*INPUT ROWS:*
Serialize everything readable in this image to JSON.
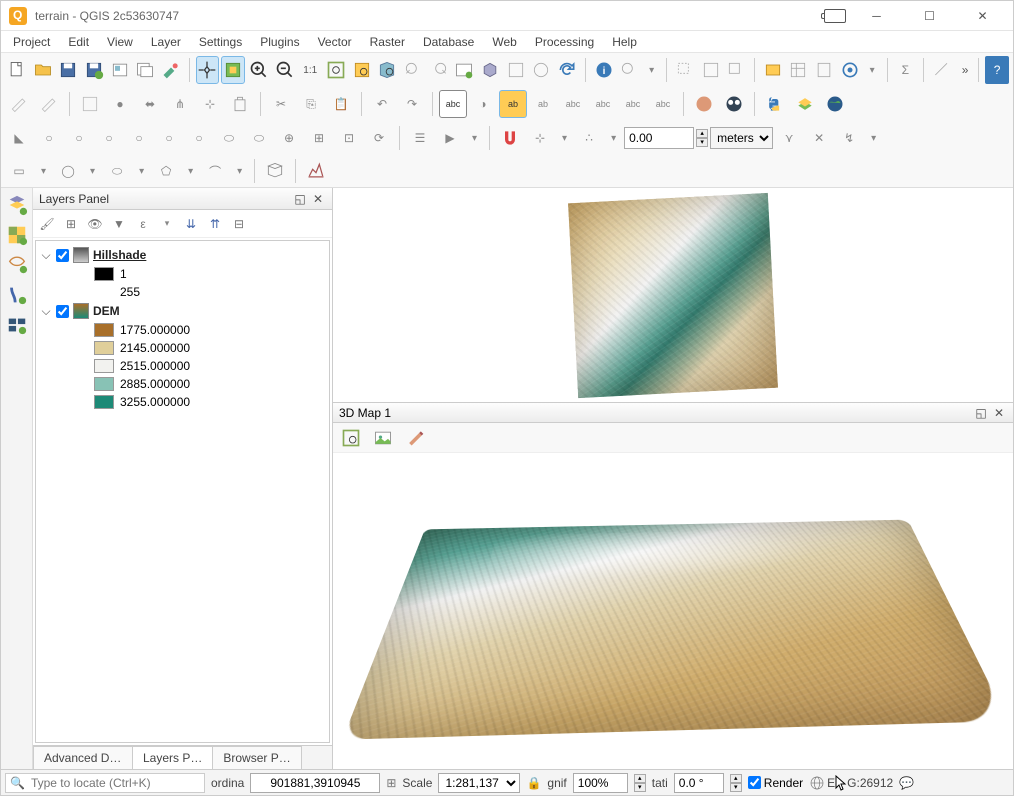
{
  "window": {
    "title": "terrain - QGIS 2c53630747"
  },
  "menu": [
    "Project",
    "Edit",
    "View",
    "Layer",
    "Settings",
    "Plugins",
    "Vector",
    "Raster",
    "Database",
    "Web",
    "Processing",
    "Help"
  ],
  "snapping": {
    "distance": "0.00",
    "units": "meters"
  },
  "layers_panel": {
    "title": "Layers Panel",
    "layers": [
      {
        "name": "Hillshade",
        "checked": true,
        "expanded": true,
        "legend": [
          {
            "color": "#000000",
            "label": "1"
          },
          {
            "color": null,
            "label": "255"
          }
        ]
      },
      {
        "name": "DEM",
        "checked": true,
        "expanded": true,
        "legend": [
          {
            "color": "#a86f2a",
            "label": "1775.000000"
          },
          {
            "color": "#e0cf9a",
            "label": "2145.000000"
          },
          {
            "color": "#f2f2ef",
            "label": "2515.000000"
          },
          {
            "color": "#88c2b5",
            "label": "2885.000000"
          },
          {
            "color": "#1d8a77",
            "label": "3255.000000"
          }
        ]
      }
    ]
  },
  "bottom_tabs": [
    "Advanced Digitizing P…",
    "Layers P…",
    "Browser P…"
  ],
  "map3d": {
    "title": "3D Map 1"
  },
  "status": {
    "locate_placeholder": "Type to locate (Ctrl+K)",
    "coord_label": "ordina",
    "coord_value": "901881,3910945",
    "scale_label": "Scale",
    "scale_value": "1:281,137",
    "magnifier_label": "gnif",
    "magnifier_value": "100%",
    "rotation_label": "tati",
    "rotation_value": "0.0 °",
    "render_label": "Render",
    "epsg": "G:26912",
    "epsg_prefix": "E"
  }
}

...

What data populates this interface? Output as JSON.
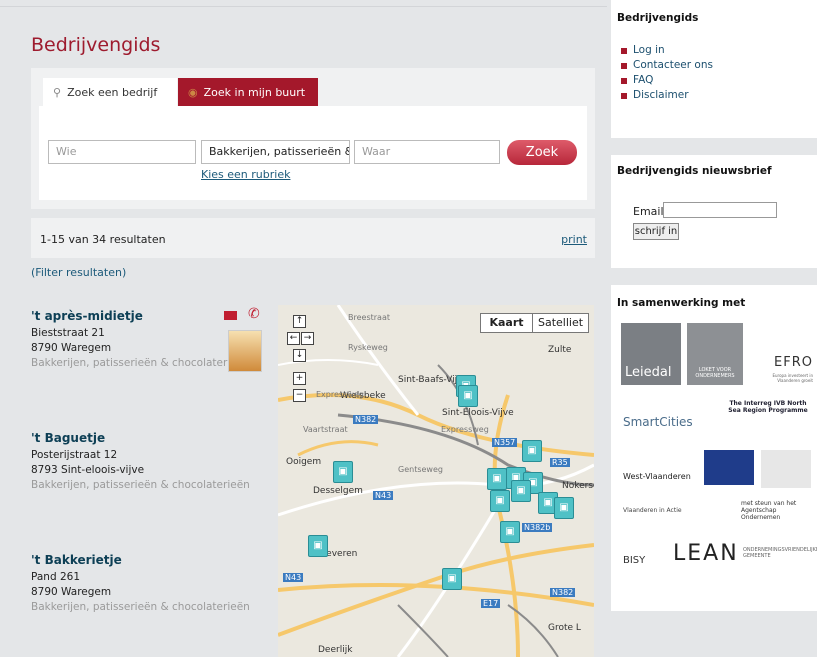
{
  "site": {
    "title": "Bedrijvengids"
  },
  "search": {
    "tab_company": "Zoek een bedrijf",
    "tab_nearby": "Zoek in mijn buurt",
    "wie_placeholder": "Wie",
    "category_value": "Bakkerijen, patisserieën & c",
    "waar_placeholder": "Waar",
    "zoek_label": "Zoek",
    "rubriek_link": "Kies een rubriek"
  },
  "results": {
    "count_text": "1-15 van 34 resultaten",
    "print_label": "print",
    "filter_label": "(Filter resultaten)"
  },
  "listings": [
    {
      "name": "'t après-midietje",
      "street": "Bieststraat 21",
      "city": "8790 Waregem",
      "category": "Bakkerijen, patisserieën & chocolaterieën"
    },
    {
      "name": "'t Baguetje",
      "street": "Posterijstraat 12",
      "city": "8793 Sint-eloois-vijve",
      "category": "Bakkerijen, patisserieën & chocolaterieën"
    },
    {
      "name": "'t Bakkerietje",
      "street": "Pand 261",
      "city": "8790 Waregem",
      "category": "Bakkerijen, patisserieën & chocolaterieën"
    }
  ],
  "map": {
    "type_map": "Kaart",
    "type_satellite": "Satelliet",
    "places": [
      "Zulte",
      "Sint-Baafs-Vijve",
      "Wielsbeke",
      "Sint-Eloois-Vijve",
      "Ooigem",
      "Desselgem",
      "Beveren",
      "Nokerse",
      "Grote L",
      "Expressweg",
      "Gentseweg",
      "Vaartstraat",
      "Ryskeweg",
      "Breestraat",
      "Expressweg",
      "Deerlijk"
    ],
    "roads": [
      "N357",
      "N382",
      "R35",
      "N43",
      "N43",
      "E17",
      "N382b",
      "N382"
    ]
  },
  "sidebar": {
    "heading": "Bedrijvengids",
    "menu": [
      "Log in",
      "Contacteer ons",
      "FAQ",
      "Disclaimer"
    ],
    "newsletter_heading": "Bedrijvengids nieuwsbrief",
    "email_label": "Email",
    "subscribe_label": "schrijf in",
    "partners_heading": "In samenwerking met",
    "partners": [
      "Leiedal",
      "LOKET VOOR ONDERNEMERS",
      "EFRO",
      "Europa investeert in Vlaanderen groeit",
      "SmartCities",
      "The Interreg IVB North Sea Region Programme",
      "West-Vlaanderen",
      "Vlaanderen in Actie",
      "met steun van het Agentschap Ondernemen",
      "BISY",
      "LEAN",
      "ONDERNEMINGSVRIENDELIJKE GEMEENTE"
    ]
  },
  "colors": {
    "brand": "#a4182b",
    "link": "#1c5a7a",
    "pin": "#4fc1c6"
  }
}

...

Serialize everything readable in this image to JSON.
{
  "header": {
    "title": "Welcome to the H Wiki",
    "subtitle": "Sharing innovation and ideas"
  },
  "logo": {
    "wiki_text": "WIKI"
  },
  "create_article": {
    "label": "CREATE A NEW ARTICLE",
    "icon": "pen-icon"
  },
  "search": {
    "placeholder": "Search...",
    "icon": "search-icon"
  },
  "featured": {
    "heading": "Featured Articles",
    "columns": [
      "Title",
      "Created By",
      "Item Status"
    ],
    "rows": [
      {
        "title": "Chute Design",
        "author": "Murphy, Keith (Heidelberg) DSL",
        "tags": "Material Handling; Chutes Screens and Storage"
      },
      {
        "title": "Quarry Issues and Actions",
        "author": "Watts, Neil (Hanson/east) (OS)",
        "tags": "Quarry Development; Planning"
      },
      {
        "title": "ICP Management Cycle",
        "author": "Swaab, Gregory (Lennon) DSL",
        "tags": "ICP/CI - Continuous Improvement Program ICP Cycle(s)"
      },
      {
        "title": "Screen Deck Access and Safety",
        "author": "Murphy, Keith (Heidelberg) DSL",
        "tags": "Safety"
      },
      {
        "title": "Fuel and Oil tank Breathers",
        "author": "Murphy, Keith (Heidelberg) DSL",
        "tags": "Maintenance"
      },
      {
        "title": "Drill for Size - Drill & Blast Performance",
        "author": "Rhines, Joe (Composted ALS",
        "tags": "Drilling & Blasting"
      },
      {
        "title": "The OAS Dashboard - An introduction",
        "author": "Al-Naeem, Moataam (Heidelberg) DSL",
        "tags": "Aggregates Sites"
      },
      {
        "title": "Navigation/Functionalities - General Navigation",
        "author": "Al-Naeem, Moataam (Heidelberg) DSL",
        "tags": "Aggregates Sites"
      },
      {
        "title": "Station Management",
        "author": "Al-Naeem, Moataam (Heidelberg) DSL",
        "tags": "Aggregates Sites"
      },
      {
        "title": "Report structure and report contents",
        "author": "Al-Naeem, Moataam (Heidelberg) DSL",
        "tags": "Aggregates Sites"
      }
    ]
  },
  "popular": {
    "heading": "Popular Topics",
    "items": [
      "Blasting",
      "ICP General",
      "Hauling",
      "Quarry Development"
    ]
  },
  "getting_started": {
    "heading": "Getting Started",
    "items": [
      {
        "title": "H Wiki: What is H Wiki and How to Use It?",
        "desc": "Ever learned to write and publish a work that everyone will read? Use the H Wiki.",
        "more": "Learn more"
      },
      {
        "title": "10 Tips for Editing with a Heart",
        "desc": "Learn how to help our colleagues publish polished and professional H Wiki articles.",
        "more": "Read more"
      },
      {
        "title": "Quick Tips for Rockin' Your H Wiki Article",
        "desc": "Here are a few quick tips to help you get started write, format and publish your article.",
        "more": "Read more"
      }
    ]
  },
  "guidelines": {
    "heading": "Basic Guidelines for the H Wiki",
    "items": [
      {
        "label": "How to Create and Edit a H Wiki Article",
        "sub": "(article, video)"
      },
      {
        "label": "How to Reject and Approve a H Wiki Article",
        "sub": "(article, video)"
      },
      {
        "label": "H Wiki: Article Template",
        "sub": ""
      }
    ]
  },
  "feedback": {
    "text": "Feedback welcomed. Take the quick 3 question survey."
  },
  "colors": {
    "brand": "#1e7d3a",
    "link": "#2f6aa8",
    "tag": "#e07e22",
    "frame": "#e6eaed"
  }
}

*WHAT IS REQUIRED:*
Look through the records and gather every line containing "resultaten".

*RESULT OF THE EXERCISE:*
    "count_text": "1-15 van 34 resultaten",
    "filter_label": "(Filter resultaten)"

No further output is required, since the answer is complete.